-- RECORD EXCERPTS start --

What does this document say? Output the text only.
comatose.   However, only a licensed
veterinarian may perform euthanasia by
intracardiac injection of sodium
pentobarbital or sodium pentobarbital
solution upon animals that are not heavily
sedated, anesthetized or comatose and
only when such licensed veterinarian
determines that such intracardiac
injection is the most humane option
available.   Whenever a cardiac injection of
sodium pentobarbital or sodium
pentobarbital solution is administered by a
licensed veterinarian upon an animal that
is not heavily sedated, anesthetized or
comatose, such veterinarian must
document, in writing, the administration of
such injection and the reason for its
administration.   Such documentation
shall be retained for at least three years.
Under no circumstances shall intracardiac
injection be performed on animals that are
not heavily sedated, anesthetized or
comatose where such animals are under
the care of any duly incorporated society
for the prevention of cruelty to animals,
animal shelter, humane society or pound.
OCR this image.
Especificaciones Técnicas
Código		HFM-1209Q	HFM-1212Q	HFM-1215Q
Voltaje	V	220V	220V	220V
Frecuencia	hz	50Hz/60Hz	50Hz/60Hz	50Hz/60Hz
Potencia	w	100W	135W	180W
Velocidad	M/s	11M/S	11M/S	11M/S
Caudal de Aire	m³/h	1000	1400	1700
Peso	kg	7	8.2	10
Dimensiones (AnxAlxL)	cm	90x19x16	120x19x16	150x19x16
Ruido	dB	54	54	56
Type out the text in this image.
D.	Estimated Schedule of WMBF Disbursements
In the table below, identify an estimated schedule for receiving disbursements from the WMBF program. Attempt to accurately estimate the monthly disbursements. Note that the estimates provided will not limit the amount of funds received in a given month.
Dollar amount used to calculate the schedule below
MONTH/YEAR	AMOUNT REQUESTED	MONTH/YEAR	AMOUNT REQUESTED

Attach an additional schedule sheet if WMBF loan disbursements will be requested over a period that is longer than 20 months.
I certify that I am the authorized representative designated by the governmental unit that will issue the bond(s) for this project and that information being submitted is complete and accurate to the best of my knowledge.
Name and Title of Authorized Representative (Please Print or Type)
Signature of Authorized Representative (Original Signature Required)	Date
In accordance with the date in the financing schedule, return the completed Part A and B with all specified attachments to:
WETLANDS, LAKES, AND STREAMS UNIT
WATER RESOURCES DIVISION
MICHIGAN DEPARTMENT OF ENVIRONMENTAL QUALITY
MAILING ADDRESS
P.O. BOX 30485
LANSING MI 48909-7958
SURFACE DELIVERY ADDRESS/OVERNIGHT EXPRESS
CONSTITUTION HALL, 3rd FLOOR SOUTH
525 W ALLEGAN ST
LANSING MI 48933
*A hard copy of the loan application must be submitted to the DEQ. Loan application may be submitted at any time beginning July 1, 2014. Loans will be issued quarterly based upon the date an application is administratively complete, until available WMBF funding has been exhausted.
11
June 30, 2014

-- RECORD EXCERPTS end --

### GOAL
Scan the material above. Return every line containing the string "image".

### EXERCISE RESULT
OCR this image.
Type out the text in this image.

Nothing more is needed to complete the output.